## start Raw data

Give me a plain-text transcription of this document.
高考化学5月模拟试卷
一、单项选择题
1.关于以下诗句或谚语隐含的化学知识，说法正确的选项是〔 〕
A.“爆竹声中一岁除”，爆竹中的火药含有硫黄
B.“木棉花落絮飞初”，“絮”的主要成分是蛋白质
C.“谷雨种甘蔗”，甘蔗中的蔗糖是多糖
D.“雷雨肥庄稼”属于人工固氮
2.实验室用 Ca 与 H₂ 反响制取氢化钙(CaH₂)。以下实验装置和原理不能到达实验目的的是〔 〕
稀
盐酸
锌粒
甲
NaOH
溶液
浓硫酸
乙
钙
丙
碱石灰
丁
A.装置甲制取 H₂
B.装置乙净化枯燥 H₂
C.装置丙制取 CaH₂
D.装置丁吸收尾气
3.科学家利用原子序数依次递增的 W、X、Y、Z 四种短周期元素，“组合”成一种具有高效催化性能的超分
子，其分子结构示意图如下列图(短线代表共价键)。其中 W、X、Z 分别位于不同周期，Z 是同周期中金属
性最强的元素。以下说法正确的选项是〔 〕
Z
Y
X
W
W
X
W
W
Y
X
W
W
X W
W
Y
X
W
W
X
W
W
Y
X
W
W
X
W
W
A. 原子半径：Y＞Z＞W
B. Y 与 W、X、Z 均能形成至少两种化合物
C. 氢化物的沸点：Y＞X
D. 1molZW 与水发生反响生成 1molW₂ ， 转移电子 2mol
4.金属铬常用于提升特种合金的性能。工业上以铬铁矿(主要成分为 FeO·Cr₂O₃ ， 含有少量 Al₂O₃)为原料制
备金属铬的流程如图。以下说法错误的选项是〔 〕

## end Raw data

= Exercise directions =
Here, the records must be output exactly and in full.

= Output of the task =
Give me a plain-text transcription of this document.
高考化学5月模拟试卷
一、单项选择题
1.关于以下诗句或谚语隐含的化学知识，说法正确的选项是〔 〕
A.“爆竹声中一岁除”，爆竹中的火药含有硫黄
B.“木棉花落絮飞初”，“絮”的主要成分是蛋白质
C.“谷雨种甘蔗”，甘蔗中的蔗糖是多糖
D.“雷雨肥庄稼”属于人工固氮
2.实验室用 Ca 与 H₂ 反响制取氢化钙(CaH₂)。以下实验装置和原理不能到达实验目的的是〔 〕
稀
盐酸
锌粒
甲
NaOH
溶液
浓硫酸
乙
钙
丙
碱石灰
丁
A.装置甲制取 H₂
B.装置乙净化枯燥 H₂
C.装置丙制取 CaH₂
D.装置丁吸收尾气
3.科学家利用原子序数依次递增的 W、X、Y、Z 四种短周期元素，“组合”成一种具有高效催化性能的超分
子，其分子结构示意图如下列图(短线代表共价键)。其中 W、X、Z 分别位于不同周期，Z 是同周期中金属
性最强的元素。以下说法正确的选项是〔 〕
Z
Y
X
W
W
X
W
W
Y
X
W
W
X W
W
Y
X
W
W
X
W
W
Y
X
W
W
X
W
W
A. 原子半径：Y＞Z＞W
B. Y 与 W、X、Z 均能形成至少两种化合物
C. 氢化物的沸点：Y＞X
D. 1molZW 与水发生反响生成 1molW₂ ， 转移电子 2mol
4.金属铬常用于提升特种合金的性能。工业上以铬铁矿(主要成分为 FeO·Cr₂O₃ ， 含有少量 Al₂O₃)为原料制
备金属铬的流程如图。以下说法错误的选项是〔 〕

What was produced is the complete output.